+++ Teks Pilihan
GELORA.CO - Ketua Komisi Pemberantasan Korupsi (KPK) periode 2011-2015 Abraham Samad nampak gusar dengan leganya sejumlah pihak ketika 57 eks pegawai KPK mendapatkan opsi untuk direkrut dan dilantik menjadi Aparatur Sipil Negara (ASN) di Bareskrim Polri.
Kapolri Jenderal Pol Listyo Sigit Prabowo diketahui telah mendapatkan persetujuan dari Presiden Joko Widodo soal usulannya menarik 57 orang tersebut ke Korps Bhayangkara.
Dengan nada agak meninggi, Samad menjelaskan persoalan yang dihadapi Novel Baswedan dkk bukanlah bisa diangkat menjadi ASN atau tidak. Melainkan di institusi mana mereka pada akhirnya mengabdi.
"Yang menjadi persoalan bukan apakah teman-teman ini bisa diangkat menjadi ASN atau tidak. Mungkin kalau dikatakan teman-teman ini masih bisa diangkat menjadi ASN, sangat berpeluang. Tapi yang saya khawatirkan mereka ditempatkan di institusi lain, itu yang kita khawatirkan," kata Samad, Sabtu (2/10/2021).
Apabila benar nantinya 57 eks pegawai KPK merapat ke Bareskrim Polri, Samad melihat agenda pemberantasan korupsi yang tetap menggeliat pasca revisi UU KPK bisa sama sekali terhenti.
Dengan sedikit membenarkan letak kacamata yang menggantung di telinganya, penyelamatan pemberantasan korupsi disebutnya hanya bisa dilakukan jika mereka yang dipecat itu tetap dipertahankan dan bekerja di Gedung Merah Putih KPK.
Temuan Ombudsman dan Komnas HAM soal tes wawasan kebangsaan (TWK) kembali disinggung Samad.
Bahwa seyogyanya tidak ada alasan untuk tidak mengangkat 57 orang tersebut kembali menjadi ASN yang bertugas di KPK.
"Mengangkat mereka menjadi ASN di tempat lain saya rasa itu bukan solusi ideal ya. Solusi ideal menurut saya adalah mengembalikan mereka kepada posisi semula. Karena proses pemberhentian teman-teman ini ada pelanggaran hukumnya, itulah masalah yang harus diselesaikan," ucapnya.
"Dengan begitu, itu akan merehabilitasi harkat martabat teman-teman yang sudah diberhentikan. Bagaimana caranya? Jadi teman-teman ini diangkat jadi ASN di KPK supaya bisa melakukan pekerjaan dan perjuangan pemberantasan korupsi lagi," tambahnya.
++++++
* [Tugas Latihan]:
(a) Menurut berita tentang 57 eks pegawai KPK, pada periode berapa Abraham Samad menjabat Ketua KPK?
(b) Berdasarkan berita tentang 57 eks pegawai KPK, jelaskan alasan Samad menganggap pengembalian mereka ke posisi semula sebagai solusi ideal.
(c) Perpanjang berita tentang 57 eks pegawai KPK mulai dari kalimat terakhirnya.
Baris-baris di bawah tidak berperan dalam latihan ini.
+++ Bahan Hasil Ekstraksi
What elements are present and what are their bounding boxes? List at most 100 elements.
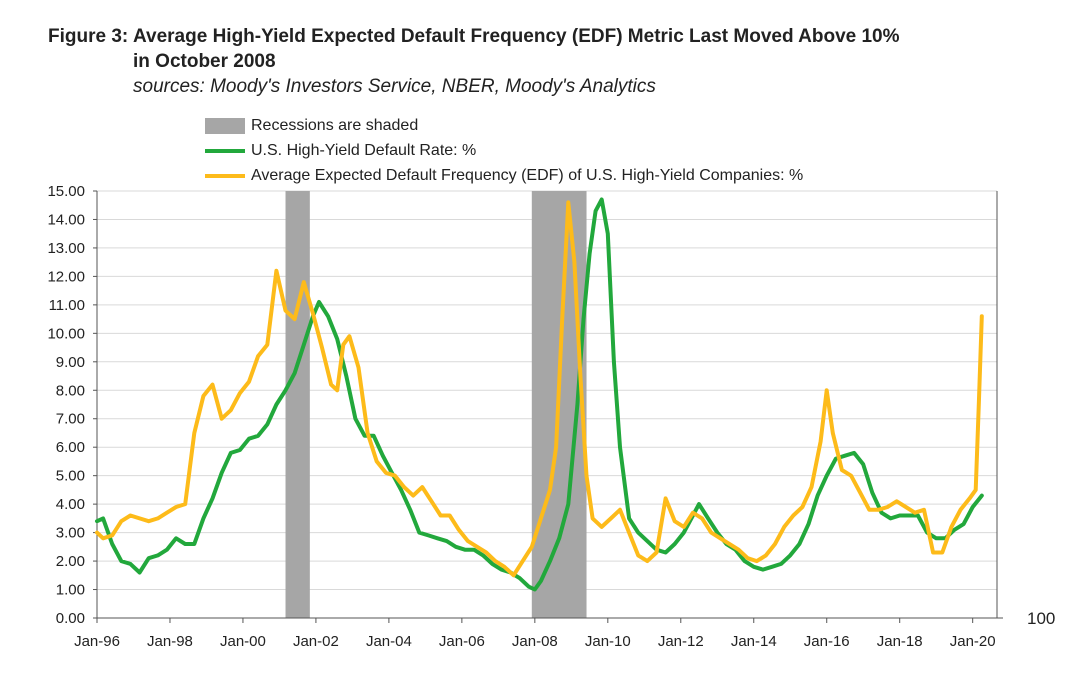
default-rate-point bbox=[119, 559, 123, 563]
default-rate-point bbox=[557, 536, 561, 540]
default-rate-point bbox=[238, 448, 242, 452]
edf-point bbox=[448, 513, 452, 518]
edf-point bbox=[831, 431, 835, 435]
figure-sources: sources: Moody's Investors Service, NBER… bbox=[133, 76, 656, 97]
edf-point bbox=[876, 508, 881, 512]
figure-title: Average High-Yield Expected Default Freq… bbox=[133, 26, 900, 47]
default-rate-point bbox=[697, 502, 701, 506]
default-rate-point bbox=[566, 502, 570, 506]
default-rate-point bbox=[743, 559, 747, 563]
default-rate-point bbox=[797, 542, 802, 546]
default-rate-point bbox=[128, 562, 132, 566]
edf-point bbox=[782, 525, 786, 529]
edf-point bbox=[904, 505, 908, 509]
edf-point bbox=[311, 311, 315, 315]
edf-point bbox=[974, 488, 978, 492]
default-rate-point bbox=[381, 454, 385, 458]
x-tick-label: Jan-96 bbox=[74, 633, 120, 650]
default-rate-point bbox=[752, 565, 756, 569]
default-rate-point bbox=[293, 371, 297, 375]
edf-point bbox=[384, 471, 388, 475]
edf-point bbox=[511, 573, 516, 577]
default-rate-point bbox=[472, 548, 476, 552]
edf-point bbox=[502, 565, 506, 569]
default-rate-point bbox=[183, 542, 187, 546]
default-rate-point bbox=[816, 494, 820, 498]
x-tick-label: Jan-00 bbox=[220, 633, 266, 650]
y-tick-label: 1.00 bbox=[56, 582, 85, 599]
edf-point bbox=[572, 260, 577, 264]
default-rate-point bbox=[247, 437, 251, 441]
edf-point bbox=[439, 513, 443, 518]
x-tick-label: Jan-98 bbox=[147, 633, 193, 650]
edf-point bbox=[247, 380, 251, 384]
edf-point bbox=[673, 519, 677, 523]
edf-point bbox=[466, 539, 470, 543]
edf-point bbox=[700, 516, 704, 521]
edf-point bbox=[347, 334, 351, 338]
default-rate-point bbox=[706, 516, 710, 521]
default-rate-point bbox=[201, 516, 205, 521]
edf-point bbox=[393, 474, 397, 478]
x-tick-label: Jan-10 bbox=[585, 633, 631, 650]
edf-point bbox=[320, 346, 324, 350]
edf-point bbox=[819, 439, 823, 444]
legend-item-edf: Average Expected Default Frequency (EDF)… bbox=[205, 163, 803, 188]
default-rate-point bbox=[843, 454, 847, 458]
edf-point bbox=[356, 365, 361, 370]
edf-point bbox=[591, 516, 595, 521]
recession-band bbox=[285, 191, 310, 618]
edf-point bbox=[654, 550, 659, 555]
default-rate-point bbox=[539, 579, 543, 583]
right-axis-label: 100 bbox=[1027, 609, 1055, 628]
y-tick-label: 4.00 bbox=[56, 496, 85, 513]
default-rate-point bbox=[110, 542, 114, 546]
default-rate-point bbox=[770, 565, 774, 569]
default-rate-point bbox=[335, 337, 339, 341]
default-rate-point bbox=[283, 388, 288, 392]
edf-point bbox=[627, 531, 631, 535]
edf-point bbox=[791, 513, 795, 518]
edf-point bbox=[128, 513, 132, 518]
default-rate-point bbox=[879, 511, 884, 515]
edf-point bbox=[420, 485, 424, 489]
y-tick-label: 9.00 bbox=[56, 354, 85, 371]
default-rate-point bbox=[229, 451, 233, 455]
edf-point bbox=[174, 505, 178, 509]
default-rate-point bbox=[588, 252, 592, 256]
edf-point bbox=[709, 531, 713, 535]
y-tick-label: 13.00 bbox=[47, 240, 85, 257]
default-rate-point bbox=[95, 519, 99, 523]
edf-point bbox=[256, 354, 260, 358]
default-rate-point bbox=[907, 513, 911, 518]
edf-point bbox=[600, 525, 604, 529]
default-rate-point bbox=[326, 314, 330, 318]
edf-point bbox=[691, 511, 695, 515]
default-rate-point bbox=[600, 197, 604, 202]
edf-point bbox=[584, 474, 589, 478]
legend-swatch-recessions bbox=[205, 117, 245, 134]
legend-label-recessions: Recessions are shaded bbox=[251, 116, 419, 134]
default-rate-point bbox=[435, 536, 440, 540]
edf-point bbox=[165, 511, 169, 515]
edf-point bbox=[727, 542, 732, 546]
default-rate-point bbox=[256, 434, 260, 438]
edf-point bbox=[968, 496, 972, 500]
edf-point bbox=[755, 559, 759, 563]
default-rate-point bbox=[575, 402, 580, 407]
edf-point bbox=[636, 553, 640, 558]
x-tick-label: Jan-18 bbox=[877, 633, 923, 650]
default-rate-point bbox=[165, 548, 169, 552]
edf-point bbox=[293, 317, 297, 321]
series-line-edf bbox=[95, 200, 984, 578]
edf-point bbox=[560, 317, 564, 321]
default-rate-point bbox=[302, 343, 306, 347]
default-rate-point bbox=[192, 542, 196, 546]
edf-point bbox=[849, 474, 853, 478]
default-rate-point bbox=[399, 488, 403, 492]
default-rate-point bbox=[363, 434, 367, 438]
default-rate-point bbox=[317, 300, 321, 304]
x-tick-label: Jan-08 bbox=[512, 633, 558, 650]
default-rate-point bbox=[265, 422, 269, 426]
series-line-default-rate bbox=[95, 197, 984, 592]
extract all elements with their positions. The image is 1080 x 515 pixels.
++++++
* [Hasil Tiap Tugas]:
(a) Periode 2011–2015.

(b) Proses pemberhentian mereka mengandung pelanggaran hukum, dan menurut Samad masalah itulah yang harus diselesaikan. Mengangkat mereka kembali menjadi ASN di KPK akan merehabilitasi harkat martabat mereka sekaligus memungkinkan mereka kembali bekerja dan berjuang memberantas korupsi.

(c)
Tak lama, Samad menyimak seksama pertanyaan yang diajukan peserta diskusi.
Bertopang dagu, sesekali dia menggerakkan telapak tangan di dagunya yang dipenuhi janggut yang beruban.
Kernyitan dahi Samad tak bisa disembunyikan ketika peserta bersikukuh menyebut pelanggaran TWK merupakan tanggung jawab BKN sebagai pelaksana dan bukan salah KPK sebagai user.
Samad menjawab bahwa bisa jadi tidak sepenuhnya pelanggaran TWK itu harus diarahkan kepada KPK, sebab ada kontribusi yang diberikan BKN di dalamnya.
Namun fokus persoalan disebutnya ada pada persetujuan pimpinan KPK untuk memecat 57 orang itu.
"Yang jadi persoalan sebenarnya bahwa pemberhentian 57 pegawai KPK itu kan dikeluarkan oleh KPK, ditandatangani oleh Ketua KPK dan para komisioner. Itu yang jadi problem. Ya mungkin ada benarnya bukan hanya pada KPK nya yang melakukan pelanggaran, tapi BKN juga," ucapnya.
Di sisi lain, Samad menyebut masalah ini jangan hanya dilihat pada ujungnya, dimana 57 orang ini pada akhirnya dipecat.
Namun selama ini ada proses dan upaya untuk mengeliminasi atau mengeluarkan mereka yang sempat nonaktif itu.
Sebab mereka adalah orang yang dianggap progresif dan menjalankan tugasnya memberantas korupsi.
Bahkan kasus ditangkapnya eks Wakil Ketua DPR RI Azis Syamsuddin tidak dapat mewakili pandangan bahwa KPK tetap dapat bekerja maksimal tanpa ke-57 orang tersebut.
"57 orang itu kan dianggap progresif di KPK, mereka adalah orang yang tidak bisa diajak kompromi terhadap pelanggaran-pelanggaran. Mereka lah yang sebenarnya selama ini tetap menjaga integritas KPK. Jadi ada proses pendahuluan yang bisa kita lihat bahwa ada upaya sistematis untuk mengeliminir keberadaan mereka di KPK," kata Samad.
"Kalau tadi dikatakan KPK masih bisa menetapkan Azis Syamsuddin sebagai tersangka, saya pikir tidak bisa dilihat secara kasuistis per kasus. Tapi harus kita lihat ada persoalan jauh sebelumnya sehingga kita bisa simpulkan ada pelemahan terhadap pemberantasan korupsi. Banyak masalah yang dapat kita lihat sebelum proses TWK dilaksanakan, itu yang jadi masalah," ucapnya.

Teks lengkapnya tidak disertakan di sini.